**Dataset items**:
-----

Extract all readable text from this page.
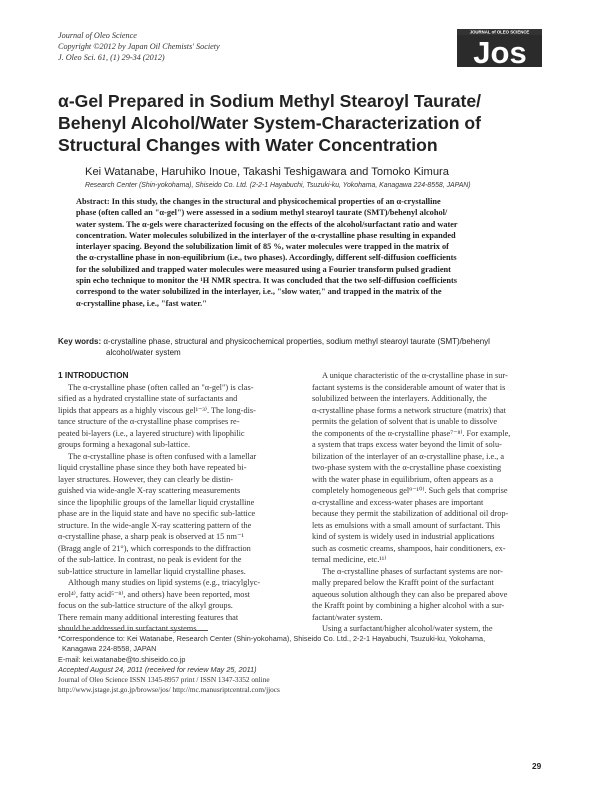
Journal of Oleo Science
Copyright ©2012 by Japan Oil Chemists' Society
J. Oleo Sci. 61, (1) 29-34 (2012)
JOURNAL of OLEO SCIENCE
Jos
α-Gel Prepared in Sodium Methyl Stearoyl Taurate/
Behenyl Alcohol/Water System-Characterization of
Structural Changes with Water Concentration
Kei Watanabe, Haruhiko Inoue, Takashi Teshigawara and Tomoko Kimura
Research Center (Shin-yokohama), Shiseido Co. Ltd. (2-2-1 Hayabuchi, Tsuzuki-ku, Yokohama, Kanagawa 224-8558, JAPAN)
Abstract: In this study, the changes in the structural and physicochemical properties of an α-crystalline
phase (often called an "α-gel") were assessed in a sodium methyl stearoyl taurate (SMT)/behenyl alcohol/
water system. The α-gels were characterized focusing on the effects of the alcohol/surfactant ratio and water
concentration. Water molecules solubilized in the interlayer of the α-crystalline phase resulting in expanded
interlayer spacing. Beyond the solubilization limit of 85 %, water molecules were trapped in the matrix of
the α-crystalline phase in non-equilibrium (i.e., two phases). Accordingly, different self-diffusion coefficients
for the solubilized and trapped water molecules were measured using a Fourier transform pulsed gradient
spin echo technique to monitor the ¹H NMR spectra. It was concluded that the two self-diffusion coefficients
correspond to the water solubilized in the interlayer, i.e., "slow water," and trapped in the matrix of the
α-crystalline phase, i.e., "fast water."
Key words: α-crystalline phase, structural and physicochemical properties, sodium methyl stearoyl taurate (SMT)/behenyl
alcohol/water system
1 INTRODUCTION
The α-crystalline phase (often called an "α-gel") is clas-
sified as a hydrated crystalline state of surfactants and
lipids that appears as a highly viscous gel¹⁻³⁾. The long-dis-
tance structure of the α-crystalline phase comprises re-
peated bi-layers (i.e., a layered structure) with lipophilic
groups forming a hexagonal sub-lattice.
The α-crystalline phase is often confused with a lamellar
liquid crystalline phase since they both have repeated bi-
layer structures. However, they can clearly be distin-
guished via wide-angle X-ray scattering measurements
since the lipophilic groups of the lamellar liquid crystalline
phase are in the liquid state and have no specific sub-lattice
structure. In the wide-angle X-ray scattering pattern of the
α-crystalline phase, a sharp peak is observed at 15 nm⁻¹
(Bragg angle of 21°), which corresponds to the diffraction
of the sub-lattice. In contrast, no peak is evident for the
sub-lattice structure in lamellar liquid crystalline phases.
Although many studies on lipid systems (e.g., triacylglyc-
erol⁴⁾, fatty acid⁵⁻⁸⁾, and others) have been reported, most
focus on the sub-lattice structure of the alkyl groups.
There remain many additional interesting features that
should be addressed in surfactant systems.
A unique characteristic of the α-crystalline phase in sur-
factant systems is the considerable amount of water that is
solubilized between the interlayers. Additionally, the
α-crystalline phase forms a network structure (matrix) that
permits the gelation of solvent that is unable to dissolve
the components of the α-crystalline phase⁷⁻⁸⁾. For example,
a system that traps excess water beyond the limit of solu-
bilization of the interlayer of an α-crystalline phase, i.e., a
two-phase system with the α-crystalline phase coexisting
with the water phase in equilibrium, often appears as a
completely homogeneous gel⁹⁻¹⁰⁾. Such gels that comprise
α-crystalline and excess-water phases are important
because they permit the stabilization of additional oil drop-
lets as emulsions with a small amount of surfactant. This
kind of system is widely used in industrial applications
such as cosmetic creams, shampoos, hair conditioners, ex-
ternal medicine, etc.¹¹⁾
The α-crystalline phases of surfactant systems are nor-
mally prepared below the Krafft point of the surfactant
aqueous solution although they can also be prepared above
the Krafft point by combining a higher alcohol with a sur-
factant/water system.
Using a surfactant/higher alcohol/water system, the
*Correspondence to: Kei Watanabe, Research Center (Shin-yokohama), Shiseido Co. Ltd., 2-2-1 Hayabuchi, Tsuzuki-ku, Yokohama,
Kanagawa 224-8558, JAPAN
E-mail: kei.watanabe@to.shiseido.co.jp
Accepted August 24, 2011 (received for review May 25, 2011)
Journal of Oleo Science ISSN 1345-8957 print / ISSN 1347-3352 online
http://www.jstage.jst.go.jp/browse/jos/ http://mc.manusriptcentral.com/jjocs
29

-----

**SHORT EXERCISE**: Look through the listing and extract every line with "Krafft" in it.

**RESULT FOR THIS TASK**:
mally prepared below the Krafft point of the surfactant
the Krafft point by combining a higher alcohol with a sur-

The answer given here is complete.